SET PROBLEM: Reproduce every row below, matching each line character for character.

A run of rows
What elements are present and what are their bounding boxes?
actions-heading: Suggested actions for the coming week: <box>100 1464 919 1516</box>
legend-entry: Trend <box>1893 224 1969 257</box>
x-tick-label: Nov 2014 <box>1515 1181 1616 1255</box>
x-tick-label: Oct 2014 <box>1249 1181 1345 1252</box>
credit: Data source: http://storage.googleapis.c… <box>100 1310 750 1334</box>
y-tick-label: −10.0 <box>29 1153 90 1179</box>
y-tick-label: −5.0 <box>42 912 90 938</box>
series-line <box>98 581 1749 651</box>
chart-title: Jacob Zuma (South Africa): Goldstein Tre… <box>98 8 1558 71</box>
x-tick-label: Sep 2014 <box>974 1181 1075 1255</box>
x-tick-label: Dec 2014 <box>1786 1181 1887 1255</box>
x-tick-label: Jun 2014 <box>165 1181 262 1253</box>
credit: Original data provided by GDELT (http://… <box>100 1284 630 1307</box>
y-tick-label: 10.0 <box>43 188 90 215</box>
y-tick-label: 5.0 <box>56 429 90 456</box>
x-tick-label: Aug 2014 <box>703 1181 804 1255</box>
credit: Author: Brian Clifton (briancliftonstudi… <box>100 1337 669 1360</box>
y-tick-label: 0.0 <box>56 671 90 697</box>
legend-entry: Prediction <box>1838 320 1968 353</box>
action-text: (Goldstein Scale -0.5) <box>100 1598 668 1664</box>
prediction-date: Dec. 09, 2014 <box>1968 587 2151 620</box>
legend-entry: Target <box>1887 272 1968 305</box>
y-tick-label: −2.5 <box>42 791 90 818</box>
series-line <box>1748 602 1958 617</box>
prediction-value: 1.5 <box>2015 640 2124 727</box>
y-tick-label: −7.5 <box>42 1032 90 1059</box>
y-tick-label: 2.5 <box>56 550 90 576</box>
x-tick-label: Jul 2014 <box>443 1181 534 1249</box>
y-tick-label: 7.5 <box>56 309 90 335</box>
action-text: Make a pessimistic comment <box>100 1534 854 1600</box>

ANSWER IN FULL:
What elements are present and what are their bounding boxes?
actions-heading: Suggested actions for the coming week: <box>100 1464 919 1516</box>
legend-entry: Trend <box>1893 224 1969 257</box>
x-tick-label: Nov 2014 <box>1515 1181 1616 1255</box>
x-tick-label: Oct 2014 <box>1249 1181 1345 1252</box>
credit: Data source: http://storage.googleapis.c… <box>100 1310 750 1334</box>
y-tick-label: −10.0 <box>29 1153 90 1179</box>
y-tick-label: −5.0 <box>42 912 90 938</box>
series-line <box>98 581 1749 651</box>
chart-title: Jacob Zuma (South Africa): Goldstein Tre… <box>98 8 1558 71</box>
x-tick-label: Sep 2014 <box>974 1181 1075 1255</box>
x-tick-label: Dec 2014 <box>1786 1181 1887 1255</box>
x-tick-label: Jun 2014 <box>165 1181 262 1253</box>
credit: Original data provided by GDELT (http://… <box>100 1284 630 1307</box>
y-tick-label: 10.0 <box>43 188 90 215</box>
y-tick-label: 5.0 <box>56 429 90 456</box>
x-tick-label: Aug 2014 <box>703 1181 804 1255</box>
credit: Author: Brian Clifton (briancliftonstudi… <box>100 1337 669 1360</box>
y-tick-label: 0.0 <box>56 671 90 697</box>
legend-entry: Prediction <box>1838 320 1968 353</box>
action-text: (Goldstein Scale -0.5) <box>100 1598 668 1664</box>
prediction-date: Dec. 09, 2014 <box>1968 587 2151 620</box>
legend-entry: Target <box>1887 272 1968 305</box>
y-tick-label: −2.5 <box>42 791 90 818</box>
series-line <box>1748 602 1958 617</box>
prediction-value: 1.5 <box>2015 640 2124 727</box>
y-tick-label: −7.5 <box>42 1032 90 1059</box>
y-tick-label: 2.5 <box>56 550 90 576</box>
x-tick-label: Jul 2014 <box>443 1181 534 1249</box>
y-tick-label: 7.5 <box>56 309 90 335</box>
action-text: Make a pessimistic comment <box>100 1534 854 1600</box>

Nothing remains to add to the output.